» AIM OF THE TASK:
Whenever a line below holds the word "JSON", copy that line.

» DATA TO PROCESS:
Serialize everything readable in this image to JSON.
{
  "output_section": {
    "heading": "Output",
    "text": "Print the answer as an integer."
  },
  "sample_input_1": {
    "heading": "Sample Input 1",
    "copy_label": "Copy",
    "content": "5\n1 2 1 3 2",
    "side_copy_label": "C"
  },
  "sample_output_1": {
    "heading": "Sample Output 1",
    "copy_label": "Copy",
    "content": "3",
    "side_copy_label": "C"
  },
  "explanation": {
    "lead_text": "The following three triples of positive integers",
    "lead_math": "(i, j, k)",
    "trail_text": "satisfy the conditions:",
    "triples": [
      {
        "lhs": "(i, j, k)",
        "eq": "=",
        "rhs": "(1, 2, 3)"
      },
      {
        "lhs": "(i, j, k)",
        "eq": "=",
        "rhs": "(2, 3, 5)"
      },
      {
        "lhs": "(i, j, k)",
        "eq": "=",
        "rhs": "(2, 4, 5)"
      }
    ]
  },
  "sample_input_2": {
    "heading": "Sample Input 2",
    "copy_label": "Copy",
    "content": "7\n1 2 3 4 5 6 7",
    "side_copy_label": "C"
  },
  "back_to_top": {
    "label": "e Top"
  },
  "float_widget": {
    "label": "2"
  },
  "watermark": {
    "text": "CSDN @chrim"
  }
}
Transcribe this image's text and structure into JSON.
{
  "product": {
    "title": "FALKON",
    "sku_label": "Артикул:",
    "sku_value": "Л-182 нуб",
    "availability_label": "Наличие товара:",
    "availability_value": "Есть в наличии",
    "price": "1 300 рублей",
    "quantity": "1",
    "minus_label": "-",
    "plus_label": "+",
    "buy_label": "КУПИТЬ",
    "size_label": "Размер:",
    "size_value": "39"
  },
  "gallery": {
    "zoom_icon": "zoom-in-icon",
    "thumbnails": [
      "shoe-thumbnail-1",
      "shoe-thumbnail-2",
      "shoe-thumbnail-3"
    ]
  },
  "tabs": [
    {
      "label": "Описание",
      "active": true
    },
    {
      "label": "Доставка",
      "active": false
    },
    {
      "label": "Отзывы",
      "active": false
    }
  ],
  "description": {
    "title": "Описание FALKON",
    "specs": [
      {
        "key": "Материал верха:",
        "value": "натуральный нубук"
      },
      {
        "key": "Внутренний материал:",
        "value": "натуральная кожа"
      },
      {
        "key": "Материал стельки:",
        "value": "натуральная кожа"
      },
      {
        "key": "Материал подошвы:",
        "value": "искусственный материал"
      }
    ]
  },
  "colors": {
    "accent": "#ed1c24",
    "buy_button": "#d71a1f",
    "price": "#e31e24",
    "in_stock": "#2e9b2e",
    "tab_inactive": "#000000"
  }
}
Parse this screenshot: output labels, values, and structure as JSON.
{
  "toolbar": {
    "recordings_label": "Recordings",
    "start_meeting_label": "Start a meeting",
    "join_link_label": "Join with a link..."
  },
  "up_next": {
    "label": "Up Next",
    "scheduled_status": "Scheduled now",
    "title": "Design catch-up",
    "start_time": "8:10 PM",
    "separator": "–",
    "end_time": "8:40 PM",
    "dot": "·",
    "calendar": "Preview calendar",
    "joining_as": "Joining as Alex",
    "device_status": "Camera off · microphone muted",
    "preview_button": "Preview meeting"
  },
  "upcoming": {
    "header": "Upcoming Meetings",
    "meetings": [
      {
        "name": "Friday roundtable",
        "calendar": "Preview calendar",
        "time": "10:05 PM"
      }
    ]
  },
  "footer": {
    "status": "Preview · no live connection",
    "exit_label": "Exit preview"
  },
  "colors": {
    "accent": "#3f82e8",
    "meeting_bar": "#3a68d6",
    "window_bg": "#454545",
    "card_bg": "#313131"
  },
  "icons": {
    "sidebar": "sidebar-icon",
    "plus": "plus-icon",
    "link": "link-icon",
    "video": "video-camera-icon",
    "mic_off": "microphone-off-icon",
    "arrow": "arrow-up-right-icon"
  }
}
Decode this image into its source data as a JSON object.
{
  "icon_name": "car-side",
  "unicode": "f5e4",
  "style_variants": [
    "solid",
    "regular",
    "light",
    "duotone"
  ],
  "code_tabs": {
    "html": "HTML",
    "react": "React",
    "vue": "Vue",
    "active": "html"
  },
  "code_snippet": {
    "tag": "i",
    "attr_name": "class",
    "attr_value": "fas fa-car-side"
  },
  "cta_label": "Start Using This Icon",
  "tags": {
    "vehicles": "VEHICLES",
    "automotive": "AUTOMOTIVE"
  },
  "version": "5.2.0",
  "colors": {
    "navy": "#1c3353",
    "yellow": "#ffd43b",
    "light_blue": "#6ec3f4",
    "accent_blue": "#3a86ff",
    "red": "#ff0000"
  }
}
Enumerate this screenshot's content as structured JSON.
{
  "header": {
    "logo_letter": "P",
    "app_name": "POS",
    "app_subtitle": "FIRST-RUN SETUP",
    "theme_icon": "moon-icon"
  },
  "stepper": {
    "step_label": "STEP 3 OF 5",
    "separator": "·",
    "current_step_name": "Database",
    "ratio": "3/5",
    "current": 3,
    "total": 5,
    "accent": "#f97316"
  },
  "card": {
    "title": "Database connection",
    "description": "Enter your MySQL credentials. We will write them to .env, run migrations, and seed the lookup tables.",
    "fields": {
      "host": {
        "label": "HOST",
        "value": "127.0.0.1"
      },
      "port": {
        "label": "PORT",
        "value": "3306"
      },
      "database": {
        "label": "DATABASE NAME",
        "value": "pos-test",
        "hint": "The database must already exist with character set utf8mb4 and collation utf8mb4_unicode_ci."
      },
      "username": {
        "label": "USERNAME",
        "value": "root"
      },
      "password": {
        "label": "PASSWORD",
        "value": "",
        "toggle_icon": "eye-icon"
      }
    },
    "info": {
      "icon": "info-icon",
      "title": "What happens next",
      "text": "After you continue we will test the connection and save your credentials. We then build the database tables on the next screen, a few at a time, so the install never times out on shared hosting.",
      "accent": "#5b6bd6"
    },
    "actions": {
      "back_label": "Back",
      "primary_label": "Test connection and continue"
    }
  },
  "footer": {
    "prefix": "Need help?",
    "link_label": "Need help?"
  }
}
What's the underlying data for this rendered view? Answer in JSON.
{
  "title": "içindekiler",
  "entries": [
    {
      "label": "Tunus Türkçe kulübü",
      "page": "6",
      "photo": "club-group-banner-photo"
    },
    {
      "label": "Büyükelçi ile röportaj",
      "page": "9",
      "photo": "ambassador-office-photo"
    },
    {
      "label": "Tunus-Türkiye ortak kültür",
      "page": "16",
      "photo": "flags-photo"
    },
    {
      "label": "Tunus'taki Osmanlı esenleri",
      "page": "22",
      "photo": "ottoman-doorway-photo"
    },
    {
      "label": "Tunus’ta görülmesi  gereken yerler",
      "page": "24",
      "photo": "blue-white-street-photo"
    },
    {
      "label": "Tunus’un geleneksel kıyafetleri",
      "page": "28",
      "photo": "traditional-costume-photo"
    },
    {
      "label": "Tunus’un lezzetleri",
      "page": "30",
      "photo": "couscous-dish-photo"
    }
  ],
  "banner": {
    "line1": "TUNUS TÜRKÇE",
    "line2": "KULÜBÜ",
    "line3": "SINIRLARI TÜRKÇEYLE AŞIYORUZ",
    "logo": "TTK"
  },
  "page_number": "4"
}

» RESPONSE TO THIS TASK:
Serialize everything readable in this image to JSON.
Transcribe this image's text and structure into JSON.
Parse this screenshot: output labels, values, and structure as JSON.
Decode this image into its source data as a JSON object.
Enumerate this screenshot's content as structured JSON.
What's the underlying data for this rendered view? Answer in JSON.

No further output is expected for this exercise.